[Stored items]
- - - -

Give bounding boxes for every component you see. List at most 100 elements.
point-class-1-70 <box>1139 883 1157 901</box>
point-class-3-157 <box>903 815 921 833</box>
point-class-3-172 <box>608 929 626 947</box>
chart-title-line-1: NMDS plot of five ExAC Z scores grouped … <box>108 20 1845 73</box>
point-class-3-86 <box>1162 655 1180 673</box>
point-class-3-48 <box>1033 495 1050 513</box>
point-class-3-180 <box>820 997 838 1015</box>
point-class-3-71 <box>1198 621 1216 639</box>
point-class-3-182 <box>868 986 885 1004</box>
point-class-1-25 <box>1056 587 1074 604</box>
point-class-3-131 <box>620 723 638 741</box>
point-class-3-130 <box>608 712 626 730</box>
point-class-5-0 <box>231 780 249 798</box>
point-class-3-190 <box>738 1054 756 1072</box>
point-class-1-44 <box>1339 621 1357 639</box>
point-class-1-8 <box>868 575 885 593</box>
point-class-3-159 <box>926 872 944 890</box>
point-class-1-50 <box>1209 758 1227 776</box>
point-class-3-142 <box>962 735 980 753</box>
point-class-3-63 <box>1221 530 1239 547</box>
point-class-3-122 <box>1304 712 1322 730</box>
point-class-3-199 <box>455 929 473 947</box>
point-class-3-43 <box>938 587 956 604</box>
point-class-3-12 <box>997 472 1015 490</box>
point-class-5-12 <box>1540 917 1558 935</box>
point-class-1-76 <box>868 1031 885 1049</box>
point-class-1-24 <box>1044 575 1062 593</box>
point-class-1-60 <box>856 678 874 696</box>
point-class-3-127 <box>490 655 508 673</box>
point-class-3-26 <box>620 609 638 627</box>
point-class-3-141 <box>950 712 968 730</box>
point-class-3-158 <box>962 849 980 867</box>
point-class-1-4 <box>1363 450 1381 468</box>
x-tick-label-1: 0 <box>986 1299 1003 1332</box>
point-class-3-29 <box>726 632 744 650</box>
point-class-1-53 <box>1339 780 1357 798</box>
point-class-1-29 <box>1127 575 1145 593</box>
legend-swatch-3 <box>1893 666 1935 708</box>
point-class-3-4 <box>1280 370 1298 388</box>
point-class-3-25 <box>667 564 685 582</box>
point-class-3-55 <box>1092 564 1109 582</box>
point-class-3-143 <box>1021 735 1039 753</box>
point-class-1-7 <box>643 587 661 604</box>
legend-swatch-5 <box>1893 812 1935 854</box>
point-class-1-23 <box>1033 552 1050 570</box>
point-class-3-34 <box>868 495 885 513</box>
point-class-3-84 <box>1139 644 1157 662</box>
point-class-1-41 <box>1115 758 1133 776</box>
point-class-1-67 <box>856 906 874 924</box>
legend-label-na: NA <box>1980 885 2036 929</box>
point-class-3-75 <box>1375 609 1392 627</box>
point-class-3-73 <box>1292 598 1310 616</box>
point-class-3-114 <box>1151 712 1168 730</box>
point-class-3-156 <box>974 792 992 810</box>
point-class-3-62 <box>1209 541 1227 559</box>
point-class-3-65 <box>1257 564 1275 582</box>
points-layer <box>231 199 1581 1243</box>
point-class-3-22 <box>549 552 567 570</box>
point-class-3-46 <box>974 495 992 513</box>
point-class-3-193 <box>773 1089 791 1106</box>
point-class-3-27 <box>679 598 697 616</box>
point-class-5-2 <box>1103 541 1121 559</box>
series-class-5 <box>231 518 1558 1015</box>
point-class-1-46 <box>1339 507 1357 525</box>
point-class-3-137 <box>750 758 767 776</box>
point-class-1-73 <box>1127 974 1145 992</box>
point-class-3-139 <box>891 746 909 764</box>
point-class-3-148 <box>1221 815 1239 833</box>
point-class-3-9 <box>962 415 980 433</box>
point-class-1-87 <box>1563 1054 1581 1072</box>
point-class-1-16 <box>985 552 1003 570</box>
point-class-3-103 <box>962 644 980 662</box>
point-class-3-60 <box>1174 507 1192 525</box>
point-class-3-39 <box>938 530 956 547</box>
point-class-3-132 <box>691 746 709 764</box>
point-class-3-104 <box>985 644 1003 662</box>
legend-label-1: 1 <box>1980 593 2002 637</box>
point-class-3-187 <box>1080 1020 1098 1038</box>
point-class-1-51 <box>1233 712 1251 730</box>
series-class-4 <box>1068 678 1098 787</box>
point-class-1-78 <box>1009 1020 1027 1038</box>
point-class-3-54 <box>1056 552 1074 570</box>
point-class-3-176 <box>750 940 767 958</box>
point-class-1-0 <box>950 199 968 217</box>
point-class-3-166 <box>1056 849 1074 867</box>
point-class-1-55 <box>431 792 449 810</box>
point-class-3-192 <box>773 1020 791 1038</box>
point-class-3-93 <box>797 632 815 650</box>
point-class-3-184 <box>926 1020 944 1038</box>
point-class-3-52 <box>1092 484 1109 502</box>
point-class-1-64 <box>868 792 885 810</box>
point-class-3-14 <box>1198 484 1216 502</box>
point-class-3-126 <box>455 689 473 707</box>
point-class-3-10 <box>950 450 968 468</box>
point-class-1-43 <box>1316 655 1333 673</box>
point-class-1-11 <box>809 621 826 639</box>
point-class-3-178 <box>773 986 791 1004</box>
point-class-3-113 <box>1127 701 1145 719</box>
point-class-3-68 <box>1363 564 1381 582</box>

- - - -

= Written task =
Lay out every line of the items above as a Markdown table with the columns "Row" and "Line," numbering each row and leaving out blank lines.

= Result =
| Row | Line |
|---|---|
| 1 | Give bounding boxes for every component you see. List at most 100 elements. |
| 2 | point-class-1-70 <box>1139 883 1157 901</box> |
| 3 | point-class-3-157 <box>903 815 921 833</box> |
| 4 | point-class-3-172 <box>608 929 626 947</box> |
| 5 | chart-title-line-1: NMDS plot of five ExAC Z scores grouped … <box>108 20 1845 73</box> |
| 6 | point-class-3-86 <box>1162 655 1180 673</box> |
| 7 | point-class-3-48 <box>1033 495 1050 513</box> |
| 8 | point-class-3-180 <box>820 997 838 1015</box> |
| 9 | point-class-3-71 <box>1198 621 1216 639</box> |
| 10 | point-class-3-182 <box>868 986 885 1004</box> |
| 11 | point-class-1-25 <box>1056 587 1074 604</box> |
| 12 | point-class-3-131 <box>620 723 638 741</box> |
| 13 | point-class-3-130 <box>608 712 626 730</box> |
| 14 | point-class-5-0 <box>231 780 249 798</box> |
| 15 | point-class-3-190 <box>738 1054 756 1072</box> |
| 16 | point-class-1-44 <box>1339 621 1357 639</box> |
| 17 | point-class-1-8 <box>868 575 885 593</box> |
| 18 | point-class-3-159 <box>926 872 944 890</box> |
| 19 | point-class-1-50 <box>1209 758 1227 776</box> |
| 20 | point-class-3-142 <box>962 735 980 753</box> |
| 21 | point-class-3-63 <box>1221 530 1239 547</box> |
| 22 | point-class-3-122 <box>1304 712 1322 730</box> |
| 23 | point-class-3-199 <box>455 929 473 947</box> |
| 24 | point-class-3-43 <box>938 587 956 604</box> |
| 25 | point-class-3-12 <box>997 472 1015 490</box> |
| 26 | point-class-5-12 <box>1540 917 1558 935</box> |
| 27 | point-class-1-76 <box>868 1031 885 1049</box> |
| 28 | point-class-1-24 <box>1044 575 1062 593</box> |
| 29 | point-class-1-60 <box>856 678 874 696</box> |
| 30 | point-class-3-127 <box>490 655 508 673</box> |
| 31 | point-class-3-26 <box>620 609 638 627</box> |
| 32 | point-class-3-141 <box>950 712 968 730</box> |
| 33 | point-class-3-158 <box>962 849 980 867</box> |
| 34 | point-class-1-4 <box>1363 450 1381 468</box> |
| 35 | x-tick-label-1: 0 <box>986 1299 1003 1332</box> |
| 36 | point-class-3-29 <box>726 632 744 650</box> |
| 37 | point-class-1-53 <box>1339 780 1357 798</box> |
| 38 | point-class-1-29 <box>1127 575 1145 593</box> |
| 39 | legend-swatch-3 <box>1893 666 1935 708</box> |
| 40 | point-class-3-4 <box>1280 370 1298 388</box> |
| 41 | point-class-3-25 <box>667 564 685 582</box> |
| 42 | point-class-3-55 <box>1092 564 1109 582</box> |
| 43 | point-class-3-143 <box>1021 735 1039 753</box> |
| 44 | point-class-1-7 <box>643 587 661 604</box> |
| 45 | legend-swatch-5 <box>1893 812 1935 854</box> |
| 46 | point-class-1-23 <box>1033 552 1050 570</box> |
| 47 | point-class-3-34 <box>868 495 885 513</box> |
| 48 | point-class-3-84 <box>1139 644 1157 662</box> |
| 49 | point-class-1-41 <box>1115 758 1133 776</box> |
| 50 | point-class-1-67 <box>856 906 874 924</box> |
| 51 | legend-label-na: NA <box>1980 885 2036 929</box> |
| 52 | point-class-3-75 <box>1375 609 1392 627</box> |
| 53 | point-class-3-73 <box>1292 598 1310 616</box> |
| 54 | point-class-3-114 <box>1151 712 1168 730</box> |
| 55 | point-class-3-156 <box>974 792 992 810</box> |
| 56 | point-class-3-62 <box>1209 541 1227 559</box> |
| 57 | point-class-3-65 <box>1257 564 1275 582</box> |
| 58 | points-layer <box>231 199 1581 1243</box> |
| 59 | point-class-3-22 <box>549 552 567 570</box> |
| 60 | point-class-3-46 <box>974 495 992 513</box> |
| 61 | point-class-3-193 <box>773 1089 791 1106</box> |
| 62 | point-class-3-27 <box>679 598 697 616</box> |
| 63 | point-class-5-2 <box>1103 541 1121 559</box> |
| 64 | series-class-5 <box>231 518 1558 1015</box> |
| 65 | point-class-1-46 <box>1339 507 1357 525</box> |
| 66 | point-class-3-137 <box>750 758 767 776</box> |
| 67 | point-class-1-73 <box>1127 974 1145 992</box> |
| 68 | point-class-3-139 <box>891 746 909 764</box> |
| 69 | point-class-3-148 <box>1221 815 1239 833</box> |
| 70 | point-class-3-9 <box>962 415 980 433</box> |
| 71 | point-class-1-87 <box>1563 1054 1581 1072</box> |
| 72 | point-class-1-16 <box>985 552 1003 570</box> |
| 73 | point-class-3-103 <box>962 644 980 662</box> |
| 74 | point-class-3-60 <box>1174 507 1192 525</box> |
| 75 | point-class-3-39 <box>938 530 956 547</box> |
| 76 | point-class-3-132 <box>691 746 709 764</box> |
| 77 | point-class-3-104 <box>985 644 1003 662</box> |
| 78 | legend-label-1: 1 <box>1980 593 2002 637</box> |
| 79 | point-class-3-187 <box>1080 1020 1098 1038</box> |
| 80 | point-class-1-51 <box>1233 712 1251 730</box> |
| 81 | series-class-4 <box>1068 678 1098 787</box> |
| 82 | point-class-1-78 <box>1009 1020 1027 1038</box> |
| 83 | point-class-3-54 <box>1056 552 1074 570</box> |
| 84 | point-class-3-176 <box>750 940 767 958</box> |
| 85 | point-class-1-0 <box>950 199 968 217</box> |
| 86 | point-class-3-166 <box>1056 849 1074 867</box> |
| 87 | point-class-1-55 <box>431 792 449 810</box> |
| 88 | point-class-3-192 <box>773 1020 791 1038</box> |
| 89 | point-class-3-93 <box>797 632 815 650</box> |
| 90 | point-class-3-184 <box>926 1020 944 1038</box> |
| 91 | point-class-3-52 <box>1092 484 1109 502</box> |
| 92 | point-class-1-64 <box>868 792 885 810</box> |
| 93 | point-class-3-14 <box>1198 484 1216 502</box> |
| 94 | point-class-3-126 <box>455 689 473 707</box> |
| 95 | point-class-3-10 <box>950 450 968 468</box> |
| 96 | point-class-1-43 <box>1316 655 1333 673</box> |
| 97 | point-class-1-11 <box>809 621 826 639</box> |
| 98 | point-class-3-178 <box>773 986 791 1004</box> |
| 99 | point-class-3-113 <box>1127 701 1145 719</box> |
| 100 | point-class-3-68 <box>1363 564 1381 582</box> |